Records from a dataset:
..........

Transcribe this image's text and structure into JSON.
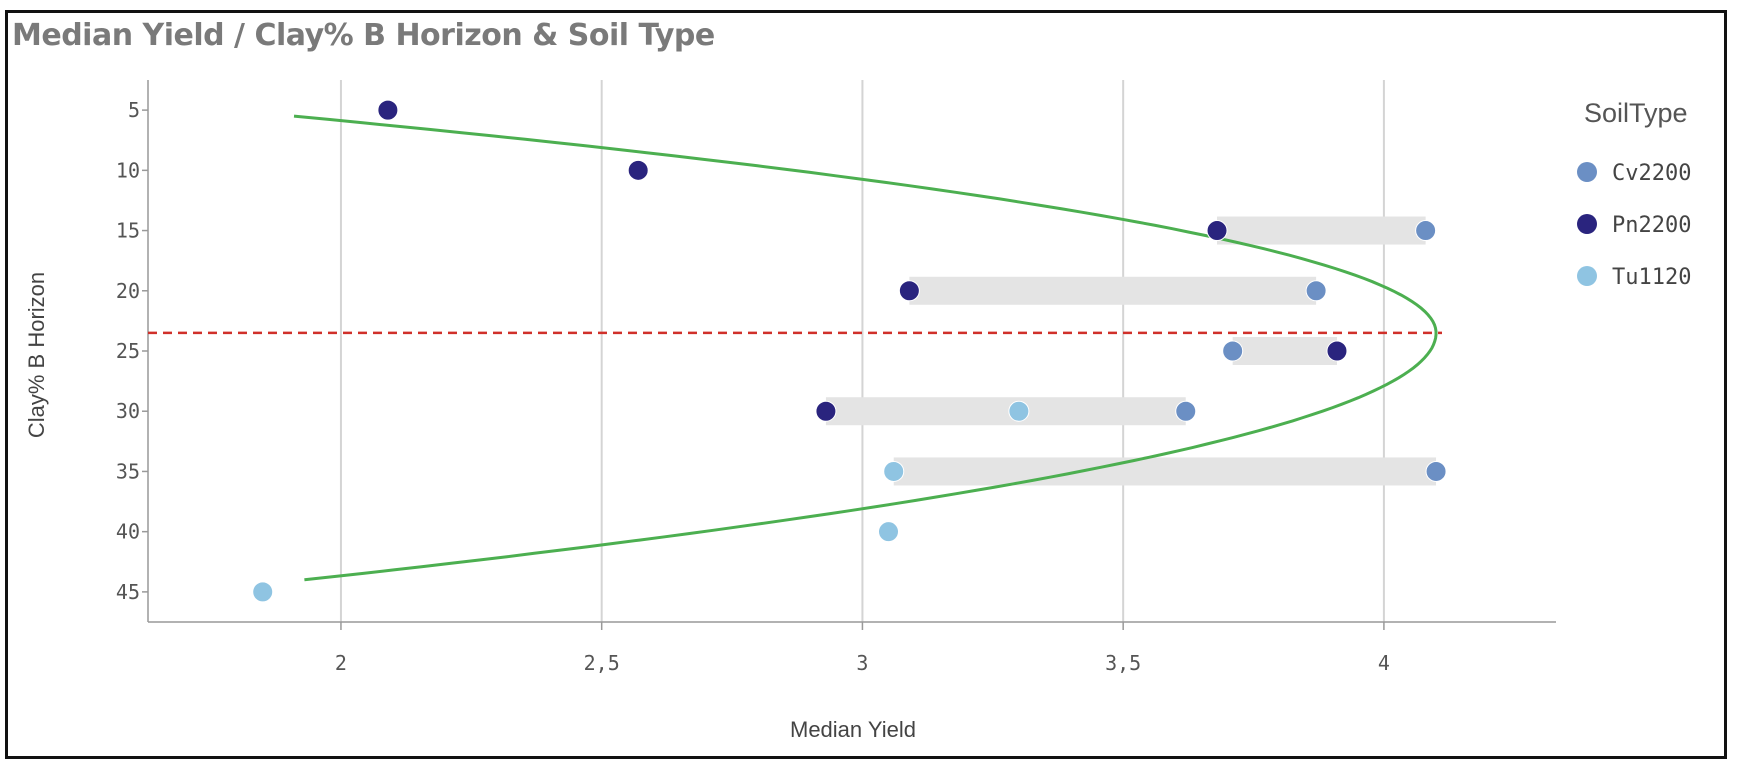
{
  "chart_data": {
    "type": "scatter",
    "title": "Median Yield / Clay% B Horizon & Soil Type",
    "xlabel": "Median Yield",
    "ylabel": "Clay% B Horizon",
    "xlim": [
      1.63,
      4.33
    ],
    "ylim": [
      47.5,
      2.5
    ],
    "y_reversed": true,
    "x_ticks": [
      2,
      2.5,
      3,
      3.5,
      4
    ],
    "x_tick_labels": [
      "2",
      "2,5",
      "3",
      "3,5",
      "4"
    ],
    "y_ticks": [
      5,
      10,
      15,
      20,
      25,
      30,
      35,
      40,
      45
    ],
    "y_tick_labels": [
      "5",
      "10",
      "15",
      "20",
      "25",
      "30",
      "35",
      "40",
      "45"
    ],
    "grid": "vertical",
    "legend": {
      "title": "SoilType",
      "position": "right"
    },
    "series": [
      {
        "name": "Cv2200",
        "color": "#6b8fc4",
        "points": [
          [
            4.08,
            15
          ],
          [
            3.87,
            20
          ],
          [
            3.71,
            25
          ],
          [
            3.62,
            30
          ],
          [
            4.1,
            35
          ]
        ]
      },
      {
        "name": "Pn2200",
        "color": "#2a247e",
        "points": [
          [
            2.09,
            5
          ],
          [
            2.57,
            10
          ],
          [
            3.68,
            15
          ],
          [
            3.09,
            20
          ],
          [
            3.91,
            25
          ],
          [
            2.93,
            30
          ]
        ]
      },
      {
        "name": "Tu1120",
        "color": "#8fc4e2",
        "points": [
          [
            3.3,
            30
          ],
          [
            3.06,
            35
          ],
          [
            3.05,
            40
          ],
          [
            1.85,
            45
          ]
        ]
      }
    ],
    "range_bars": [
      {
        "y": 15,
        "x_min": 3.68,
        "x_max": 4.08
      },
      {
        "y": 20,
        "x_min": 3.09,
        "x_max": 3.87
      },
      {
        "y": 25,
        "x_min": 3.71,
        "x_max": 3.91
      },
      {
        "y": 30,
        "x_min": 2.93,
        "x_max": 3.62
      },
      {
        "y": 35,
        "x_min": 3.06,
        "x_max": 4.1
      }
    ],
    "trend_curve": {
      "type": "quadratic",
      "color": "#4caf50",
      "vertex": [
        4.1,
        23.5
      ],
      "points": [
        [
          1.91,
          5.5
        ],
        [
          4.1,
          23.5
        ],
        [
          1.93,
          44
        ]
      ]
    },
    "reference_line": {
      "y": 23.5,
      "color": "#d0302a",
      "style": "dashed"
    }
  }
}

..........

Directions:
Where does the word "Horizon" appear in the listing? List each line that holds it.

Result of the exercise:
    "title": "Median Yield / Clay% B Horizon & Soil Type",
    "ylabel": "Clay% B Horizon",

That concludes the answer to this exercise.